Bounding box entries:
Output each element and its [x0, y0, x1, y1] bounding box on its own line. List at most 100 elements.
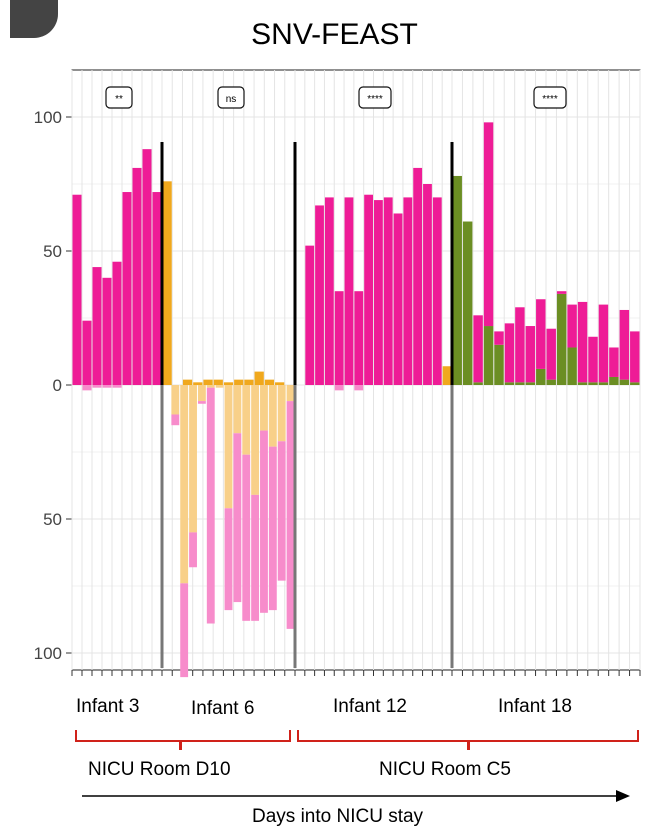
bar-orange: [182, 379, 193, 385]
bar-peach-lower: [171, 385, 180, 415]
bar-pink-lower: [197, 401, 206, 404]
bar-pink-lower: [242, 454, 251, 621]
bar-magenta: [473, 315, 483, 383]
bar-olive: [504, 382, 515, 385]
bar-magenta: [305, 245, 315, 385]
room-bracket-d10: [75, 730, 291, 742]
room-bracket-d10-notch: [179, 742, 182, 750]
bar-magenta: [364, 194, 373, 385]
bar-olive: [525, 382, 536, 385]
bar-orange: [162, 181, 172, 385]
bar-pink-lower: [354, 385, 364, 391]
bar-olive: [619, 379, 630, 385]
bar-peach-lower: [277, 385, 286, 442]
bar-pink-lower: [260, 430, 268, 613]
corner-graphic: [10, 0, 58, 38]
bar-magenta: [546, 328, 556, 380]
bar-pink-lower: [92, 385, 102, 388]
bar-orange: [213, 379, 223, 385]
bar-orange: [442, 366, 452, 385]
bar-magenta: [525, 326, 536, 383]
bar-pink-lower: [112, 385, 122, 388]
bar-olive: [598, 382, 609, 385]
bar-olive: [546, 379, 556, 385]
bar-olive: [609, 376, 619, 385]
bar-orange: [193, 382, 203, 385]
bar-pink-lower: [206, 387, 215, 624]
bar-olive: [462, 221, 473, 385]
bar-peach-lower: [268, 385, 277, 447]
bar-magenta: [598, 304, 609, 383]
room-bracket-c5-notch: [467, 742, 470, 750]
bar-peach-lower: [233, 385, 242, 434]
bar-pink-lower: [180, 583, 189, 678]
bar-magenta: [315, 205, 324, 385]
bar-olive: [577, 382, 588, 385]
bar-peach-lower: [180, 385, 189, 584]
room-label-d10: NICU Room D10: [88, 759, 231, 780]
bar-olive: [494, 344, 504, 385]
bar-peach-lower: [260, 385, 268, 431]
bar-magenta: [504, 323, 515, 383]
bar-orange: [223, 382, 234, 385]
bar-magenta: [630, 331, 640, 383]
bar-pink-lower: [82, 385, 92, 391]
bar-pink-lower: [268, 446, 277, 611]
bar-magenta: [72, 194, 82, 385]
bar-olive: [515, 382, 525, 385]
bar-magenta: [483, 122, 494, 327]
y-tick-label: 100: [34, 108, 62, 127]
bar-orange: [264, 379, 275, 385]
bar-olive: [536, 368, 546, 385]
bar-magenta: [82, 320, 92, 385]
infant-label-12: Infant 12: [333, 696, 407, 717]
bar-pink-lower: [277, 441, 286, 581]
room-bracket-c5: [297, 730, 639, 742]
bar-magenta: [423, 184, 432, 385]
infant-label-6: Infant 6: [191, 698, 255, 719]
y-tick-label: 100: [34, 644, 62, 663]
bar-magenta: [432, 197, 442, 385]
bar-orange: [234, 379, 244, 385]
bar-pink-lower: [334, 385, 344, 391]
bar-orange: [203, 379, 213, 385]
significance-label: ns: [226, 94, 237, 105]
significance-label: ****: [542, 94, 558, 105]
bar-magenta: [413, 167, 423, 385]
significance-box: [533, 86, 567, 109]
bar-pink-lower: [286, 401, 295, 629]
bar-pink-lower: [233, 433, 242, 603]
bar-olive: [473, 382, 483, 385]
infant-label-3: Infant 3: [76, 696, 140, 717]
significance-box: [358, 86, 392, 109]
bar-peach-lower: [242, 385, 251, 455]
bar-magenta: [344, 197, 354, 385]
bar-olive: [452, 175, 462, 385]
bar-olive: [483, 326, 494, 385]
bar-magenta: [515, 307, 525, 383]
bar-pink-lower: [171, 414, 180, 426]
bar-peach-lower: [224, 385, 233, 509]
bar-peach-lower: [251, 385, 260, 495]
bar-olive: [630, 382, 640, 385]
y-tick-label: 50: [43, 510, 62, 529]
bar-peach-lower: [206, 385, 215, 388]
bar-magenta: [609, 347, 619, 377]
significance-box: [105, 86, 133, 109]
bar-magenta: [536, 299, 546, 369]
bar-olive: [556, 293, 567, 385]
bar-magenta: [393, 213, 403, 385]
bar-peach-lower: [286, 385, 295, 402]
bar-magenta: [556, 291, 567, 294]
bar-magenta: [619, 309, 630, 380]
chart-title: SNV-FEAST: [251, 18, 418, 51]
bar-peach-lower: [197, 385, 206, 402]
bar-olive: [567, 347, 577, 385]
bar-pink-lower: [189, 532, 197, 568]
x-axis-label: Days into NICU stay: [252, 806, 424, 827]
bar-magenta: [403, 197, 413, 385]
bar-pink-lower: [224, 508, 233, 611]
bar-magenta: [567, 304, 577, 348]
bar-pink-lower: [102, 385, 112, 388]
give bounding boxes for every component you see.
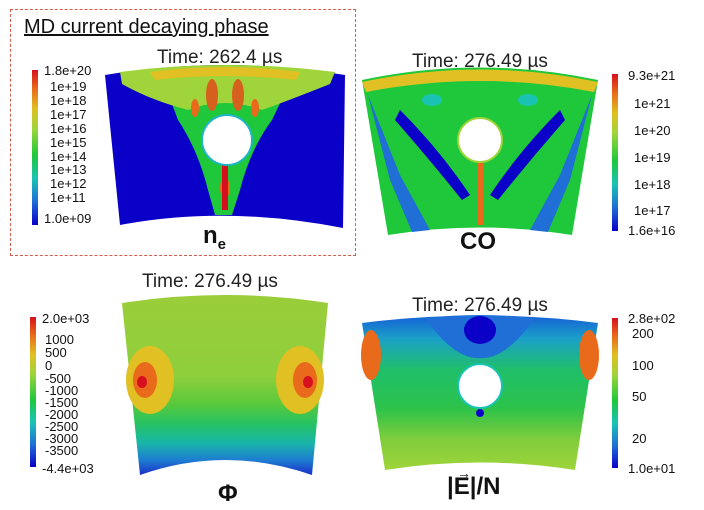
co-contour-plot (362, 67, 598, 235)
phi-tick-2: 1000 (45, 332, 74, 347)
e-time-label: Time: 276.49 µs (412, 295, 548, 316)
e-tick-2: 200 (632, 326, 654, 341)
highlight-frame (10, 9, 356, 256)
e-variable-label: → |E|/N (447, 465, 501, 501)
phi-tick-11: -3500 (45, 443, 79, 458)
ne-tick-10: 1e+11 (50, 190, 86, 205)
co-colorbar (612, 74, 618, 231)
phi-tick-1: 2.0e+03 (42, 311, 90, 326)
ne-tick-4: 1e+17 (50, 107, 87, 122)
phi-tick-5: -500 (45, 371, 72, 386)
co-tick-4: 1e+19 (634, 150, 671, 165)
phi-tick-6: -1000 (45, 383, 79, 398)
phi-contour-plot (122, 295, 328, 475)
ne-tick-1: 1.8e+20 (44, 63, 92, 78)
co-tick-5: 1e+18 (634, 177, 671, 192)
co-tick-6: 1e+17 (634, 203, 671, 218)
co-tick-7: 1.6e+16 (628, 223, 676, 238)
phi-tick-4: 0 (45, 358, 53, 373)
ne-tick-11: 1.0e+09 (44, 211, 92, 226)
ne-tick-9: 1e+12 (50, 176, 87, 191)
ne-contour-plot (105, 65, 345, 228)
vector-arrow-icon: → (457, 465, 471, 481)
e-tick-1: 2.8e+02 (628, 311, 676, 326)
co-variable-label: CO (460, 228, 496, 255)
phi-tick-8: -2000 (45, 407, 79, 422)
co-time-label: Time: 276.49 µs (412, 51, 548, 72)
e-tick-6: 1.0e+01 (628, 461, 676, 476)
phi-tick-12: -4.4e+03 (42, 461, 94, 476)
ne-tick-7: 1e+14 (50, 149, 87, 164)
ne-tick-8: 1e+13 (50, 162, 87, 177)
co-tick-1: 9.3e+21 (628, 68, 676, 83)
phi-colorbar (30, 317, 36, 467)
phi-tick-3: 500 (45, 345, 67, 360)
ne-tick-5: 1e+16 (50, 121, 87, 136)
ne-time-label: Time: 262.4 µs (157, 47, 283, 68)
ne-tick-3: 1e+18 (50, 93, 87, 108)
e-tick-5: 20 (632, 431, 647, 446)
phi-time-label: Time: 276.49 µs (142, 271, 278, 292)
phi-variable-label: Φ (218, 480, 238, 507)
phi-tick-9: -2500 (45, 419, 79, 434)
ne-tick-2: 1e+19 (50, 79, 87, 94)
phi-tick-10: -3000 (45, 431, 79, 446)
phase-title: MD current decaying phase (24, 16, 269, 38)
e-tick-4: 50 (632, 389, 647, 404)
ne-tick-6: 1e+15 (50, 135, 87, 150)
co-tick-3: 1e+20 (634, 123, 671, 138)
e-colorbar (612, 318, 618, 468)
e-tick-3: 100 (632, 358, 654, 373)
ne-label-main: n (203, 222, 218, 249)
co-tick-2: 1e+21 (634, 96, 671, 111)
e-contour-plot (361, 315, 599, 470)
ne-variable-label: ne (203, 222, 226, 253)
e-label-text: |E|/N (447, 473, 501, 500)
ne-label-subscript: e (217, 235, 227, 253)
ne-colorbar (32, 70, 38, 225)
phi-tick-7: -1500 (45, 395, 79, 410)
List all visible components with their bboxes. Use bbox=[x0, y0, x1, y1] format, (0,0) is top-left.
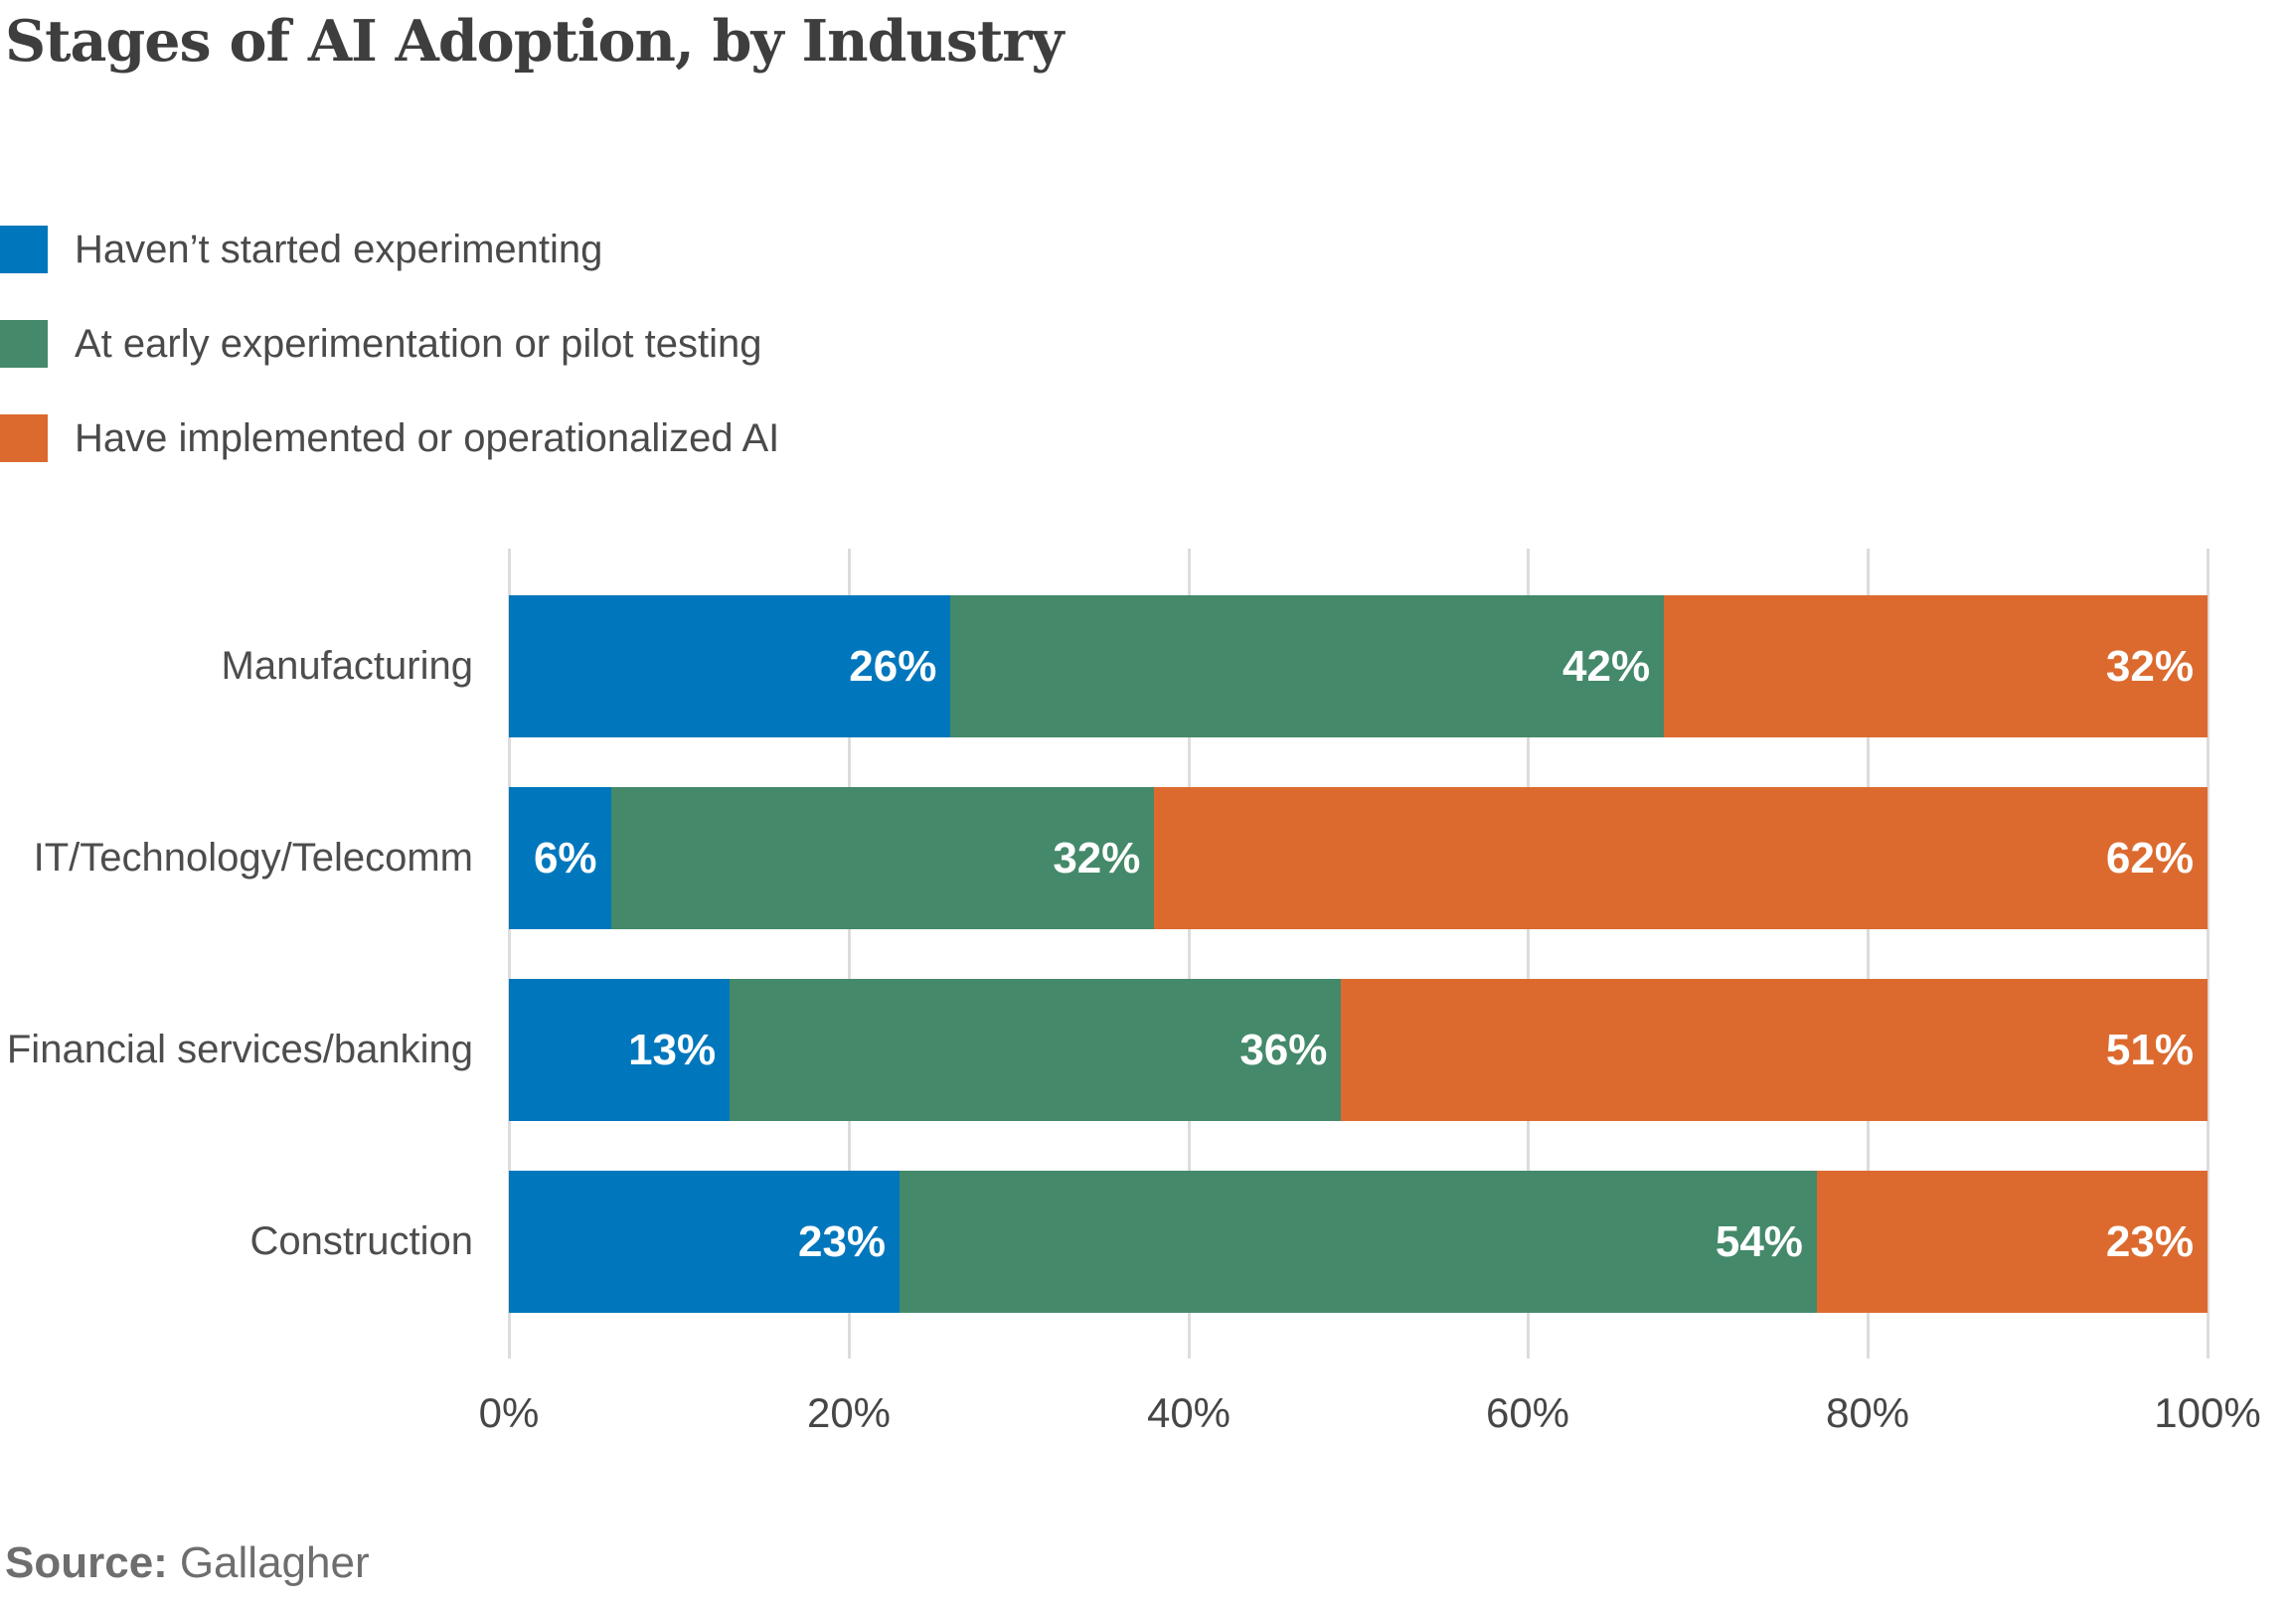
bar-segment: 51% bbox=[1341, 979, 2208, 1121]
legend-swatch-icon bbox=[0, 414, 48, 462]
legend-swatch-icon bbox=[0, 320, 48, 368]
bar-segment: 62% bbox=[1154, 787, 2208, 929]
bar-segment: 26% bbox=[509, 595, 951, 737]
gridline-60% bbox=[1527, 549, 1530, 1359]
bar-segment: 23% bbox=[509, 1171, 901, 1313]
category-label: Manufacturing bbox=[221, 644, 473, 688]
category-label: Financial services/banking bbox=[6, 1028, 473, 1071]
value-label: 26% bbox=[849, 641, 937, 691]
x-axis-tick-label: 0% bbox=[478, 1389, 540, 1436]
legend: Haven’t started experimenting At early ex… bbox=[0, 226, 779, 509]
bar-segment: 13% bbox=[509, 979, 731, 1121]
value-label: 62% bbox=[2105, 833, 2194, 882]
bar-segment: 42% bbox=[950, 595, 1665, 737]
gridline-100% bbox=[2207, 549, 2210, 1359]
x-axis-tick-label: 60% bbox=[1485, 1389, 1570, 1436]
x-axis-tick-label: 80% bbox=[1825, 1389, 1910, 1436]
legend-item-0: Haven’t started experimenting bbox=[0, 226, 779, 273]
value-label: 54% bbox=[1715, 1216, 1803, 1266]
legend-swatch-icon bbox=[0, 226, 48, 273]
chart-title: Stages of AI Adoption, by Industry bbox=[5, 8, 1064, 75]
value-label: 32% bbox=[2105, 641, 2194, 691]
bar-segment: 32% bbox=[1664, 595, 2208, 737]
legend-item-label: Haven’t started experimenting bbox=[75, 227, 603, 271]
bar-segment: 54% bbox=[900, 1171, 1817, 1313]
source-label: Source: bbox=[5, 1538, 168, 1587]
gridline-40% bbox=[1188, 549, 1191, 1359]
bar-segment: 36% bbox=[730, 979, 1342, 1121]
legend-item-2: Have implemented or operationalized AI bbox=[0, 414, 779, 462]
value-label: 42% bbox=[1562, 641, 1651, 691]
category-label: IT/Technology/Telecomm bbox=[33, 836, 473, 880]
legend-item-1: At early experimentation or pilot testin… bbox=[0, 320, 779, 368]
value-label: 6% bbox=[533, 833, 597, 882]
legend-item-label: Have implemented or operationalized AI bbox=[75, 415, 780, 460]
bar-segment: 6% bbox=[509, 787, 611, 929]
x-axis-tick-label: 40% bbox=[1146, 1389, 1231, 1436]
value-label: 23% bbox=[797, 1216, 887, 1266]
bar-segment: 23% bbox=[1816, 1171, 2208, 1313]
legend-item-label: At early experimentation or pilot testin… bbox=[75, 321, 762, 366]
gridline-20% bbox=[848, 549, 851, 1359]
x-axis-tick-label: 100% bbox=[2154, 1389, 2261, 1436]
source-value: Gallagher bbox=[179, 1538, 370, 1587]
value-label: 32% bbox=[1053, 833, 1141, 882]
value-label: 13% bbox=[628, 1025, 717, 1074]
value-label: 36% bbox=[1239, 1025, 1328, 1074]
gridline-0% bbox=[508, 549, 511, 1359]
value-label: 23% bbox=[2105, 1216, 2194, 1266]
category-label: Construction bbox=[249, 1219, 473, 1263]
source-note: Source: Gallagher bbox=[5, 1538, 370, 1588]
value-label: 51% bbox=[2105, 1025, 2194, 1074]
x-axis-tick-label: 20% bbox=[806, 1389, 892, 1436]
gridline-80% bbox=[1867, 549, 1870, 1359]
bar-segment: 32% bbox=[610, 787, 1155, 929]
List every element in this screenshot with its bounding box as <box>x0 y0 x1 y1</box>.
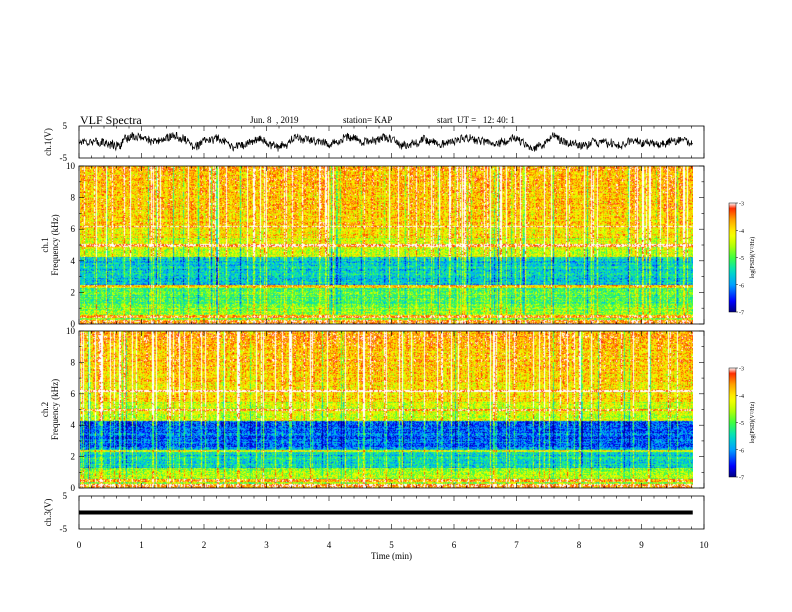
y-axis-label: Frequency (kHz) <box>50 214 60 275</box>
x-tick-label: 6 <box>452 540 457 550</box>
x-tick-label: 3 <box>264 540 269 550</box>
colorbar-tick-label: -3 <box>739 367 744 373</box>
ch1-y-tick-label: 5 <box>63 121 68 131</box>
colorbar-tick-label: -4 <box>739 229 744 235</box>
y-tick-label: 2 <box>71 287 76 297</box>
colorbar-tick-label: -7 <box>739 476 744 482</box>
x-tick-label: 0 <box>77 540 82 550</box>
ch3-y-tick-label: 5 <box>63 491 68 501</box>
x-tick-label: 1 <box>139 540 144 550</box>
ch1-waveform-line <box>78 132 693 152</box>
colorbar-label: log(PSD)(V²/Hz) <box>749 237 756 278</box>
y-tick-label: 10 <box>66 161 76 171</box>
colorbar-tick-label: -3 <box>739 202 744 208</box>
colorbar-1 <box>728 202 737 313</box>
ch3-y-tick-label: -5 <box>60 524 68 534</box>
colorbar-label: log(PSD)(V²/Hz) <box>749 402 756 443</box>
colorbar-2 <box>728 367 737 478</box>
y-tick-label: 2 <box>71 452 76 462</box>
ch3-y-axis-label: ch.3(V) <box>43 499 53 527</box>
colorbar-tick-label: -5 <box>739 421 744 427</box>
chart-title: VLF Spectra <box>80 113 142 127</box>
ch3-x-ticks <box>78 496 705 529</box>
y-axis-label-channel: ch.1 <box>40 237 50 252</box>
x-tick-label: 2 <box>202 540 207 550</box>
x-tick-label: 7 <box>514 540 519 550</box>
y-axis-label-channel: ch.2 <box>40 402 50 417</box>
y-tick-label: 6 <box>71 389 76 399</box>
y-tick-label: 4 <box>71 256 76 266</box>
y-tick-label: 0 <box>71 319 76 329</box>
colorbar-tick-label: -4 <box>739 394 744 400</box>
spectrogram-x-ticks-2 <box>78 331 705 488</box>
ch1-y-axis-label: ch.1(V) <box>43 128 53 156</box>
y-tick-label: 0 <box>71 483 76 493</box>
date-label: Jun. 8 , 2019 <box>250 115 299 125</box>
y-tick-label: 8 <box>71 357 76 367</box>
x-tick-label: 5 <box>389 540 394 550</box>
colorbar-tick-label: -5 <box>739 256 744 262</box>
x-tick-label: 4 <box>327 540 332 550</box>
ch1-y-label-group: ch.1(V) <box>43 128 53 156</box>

(SHORT PROBLEM):
Copy the lines of the first item from the one containing "bar-orange: [182, 379, 193, 385]" through the one containing "bar-olive: [619, 379, 630, 385]", inclusive, reproducing each line character for character.

(SOLUTION FOR THIS TASK):
bar-orange: [182, 379, 193, 385]
bar-peach-lower: [171, 385, 180, 415]
bar-pink-lower: [197, 401, 206, 404]
bar-pink-lower: [242, 454, 251, 621]
bar-magenta: [473, 315, 483, 383]
bar-olive: [504, 382, 515, 385]
bar-magenta: [305, 245, 315, 385]
room-bracket-d10: [75, 730, 291, 742]
room-bracket-d10-notch: [179, 742, 182, 750]
bar-magenta: [364, 194, 373, 385]
bar-olive: [525, 382, 536, 385]
bar-orange: [162, 181, 172, 385]
bar-pink-lower: [354, 385, 364, 391]
bar-olive: [619, 379, 630, 385]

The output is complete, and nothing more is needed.